Quote, without change, all of the lines that follow.

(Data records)
______
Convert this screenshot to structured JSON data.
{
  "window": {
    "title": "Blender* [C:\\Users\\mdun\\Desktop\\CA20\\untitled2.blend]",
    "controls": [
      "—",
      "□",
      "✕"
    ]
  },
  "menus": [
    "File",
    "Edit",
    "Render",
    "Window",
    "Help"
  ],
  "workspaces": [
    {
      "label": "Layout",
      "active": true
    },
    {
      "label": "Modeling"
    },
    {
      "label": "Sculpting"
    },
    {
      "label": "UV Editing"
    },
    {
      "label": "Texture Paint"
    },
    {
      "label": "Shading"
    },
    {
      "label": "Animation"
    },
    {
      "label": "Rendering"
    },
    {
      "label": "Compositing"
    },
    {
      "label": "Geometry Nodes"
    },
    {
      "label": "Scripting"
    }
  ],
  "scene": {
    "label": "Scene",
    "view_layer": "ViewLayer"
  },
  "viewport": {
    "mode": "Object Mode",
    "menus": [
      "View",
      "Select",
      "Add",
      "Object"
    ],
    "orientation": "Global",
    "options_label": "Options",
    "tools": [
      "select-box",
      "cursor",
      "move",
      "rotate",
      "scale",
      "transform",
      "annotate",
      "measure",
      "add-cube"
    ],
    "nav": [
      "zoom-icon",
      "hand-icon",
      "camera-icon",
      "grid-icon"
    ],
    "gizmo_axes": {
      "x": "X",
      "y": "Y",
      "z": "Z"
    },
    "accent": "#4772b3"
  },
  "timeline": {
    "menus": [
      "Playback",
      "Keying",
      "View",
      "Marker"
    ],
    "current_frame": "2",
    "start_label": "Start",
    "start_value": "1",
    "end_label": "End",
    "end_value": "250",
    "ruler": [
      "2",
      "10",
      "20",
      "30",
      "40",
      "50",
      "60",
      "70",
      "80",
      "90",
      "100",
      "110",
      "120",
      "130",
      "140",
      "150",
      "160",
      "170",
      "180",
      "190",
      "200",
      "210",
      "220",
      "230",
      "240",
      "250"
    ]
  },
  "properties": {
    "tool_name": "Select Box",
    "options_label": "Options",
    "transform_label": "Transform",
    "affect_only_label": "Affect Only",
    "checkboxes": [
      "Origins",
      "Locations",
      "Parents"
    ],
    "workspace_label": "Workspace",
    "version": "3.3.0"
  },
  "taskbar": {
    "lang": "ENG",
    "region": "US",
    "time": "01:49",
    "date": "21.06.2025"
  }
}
______
RESULT OF THE EXERCISE
Convert this screenshot to structured JSON data.
{
  "window": {
    "title": "Blender* [C:\\Users\\mdun\\Desktop\\CA20\\untitled2.blend]",
    "controls": [
      "—",
      "□",
      "✕"
    ]
  },
  "menus": [
    "File",
    "Edit",
    "Render",
    "Window",
    "Help"
  ],
  "workspaces": [
    {
      "label": "Layout",
      "active": true
    },
    {
      "label": "Modeling"
    },
    {
      "label": "Sculpting"
    },
    {
      "label": "UV Editing"
    },
    {
      "label": "Texture Paint"
    },
    {
      "label": "Shading"
    },
    {
      "label": "Animation"
    },
    {
      "label": "Rendering"
    },
    {
      "label": "Compositing"
    },
    {
      "label": "Geometry Nodes"
    },
    {
      "label": "Scripting"
    }
  ],
  "scene": {
    "label": "Scene",
    "view_layer": "ViewLayer"
  },
  "viewport": {
    "mode": "Object Mode",
    "menus": [
      "View",
      "Select",
      "Add",
      "Object"
    ],
    "orientation": "Global",
    "options_label": "Options",
    "tools": [
      "select-box",
      "cursor",
      "move",
      "rotate",
      "scale",
      "transform",
      "annotate",
      "measure",
      "add-cube"
    ],
    "nav": [
      "zoom-icon",
      "hand-icon",
      "camera-icon",
      "grid-icon"
    ],
    "gizmo_axes": {
      "x": "X",
      "y": "Y",
      "z": "Z"
    },
    "accent": "#4772b3"
  },
  "timeline": {
    "menus": [
      "Playback",
      "Keying",
      "View",
      "Marker"
    ],
    "current_frame": "2",
    "start_label": "Start",
    "start_value": "1",
    "end_label": "End",
    "end_value": "250",
    "ruler": [
      "2",
      "10",
      "20",
      "30",
      "40",
      "50",
      "60",
      "70",
      "80",
      "90",
      "100",
      "110",
      "120",
      "130",
      "140",
      "150",
      "160",
      "170",
      "180",
      "190",
      "200",
      "210",
      "220",
      "230",
      "240",
      "250"
    ]
  },
  "properties": {
    "tool_name": "Select Box",
    "options_label": "Options",
    "transform_label": "Transform",
    "affect_only_label": "Affect Only",
    "checkboxes": [
      "Origins",
      "Locations",
      "Parents"
    ],
    "workspace_label": "Workspace",
    "version": "3.3.0"
  },
  "taskbar": {
    "lang": "ENG",
    "region": "US",
    "time": "01:49",
    "date": "21.06.2025"
  }
}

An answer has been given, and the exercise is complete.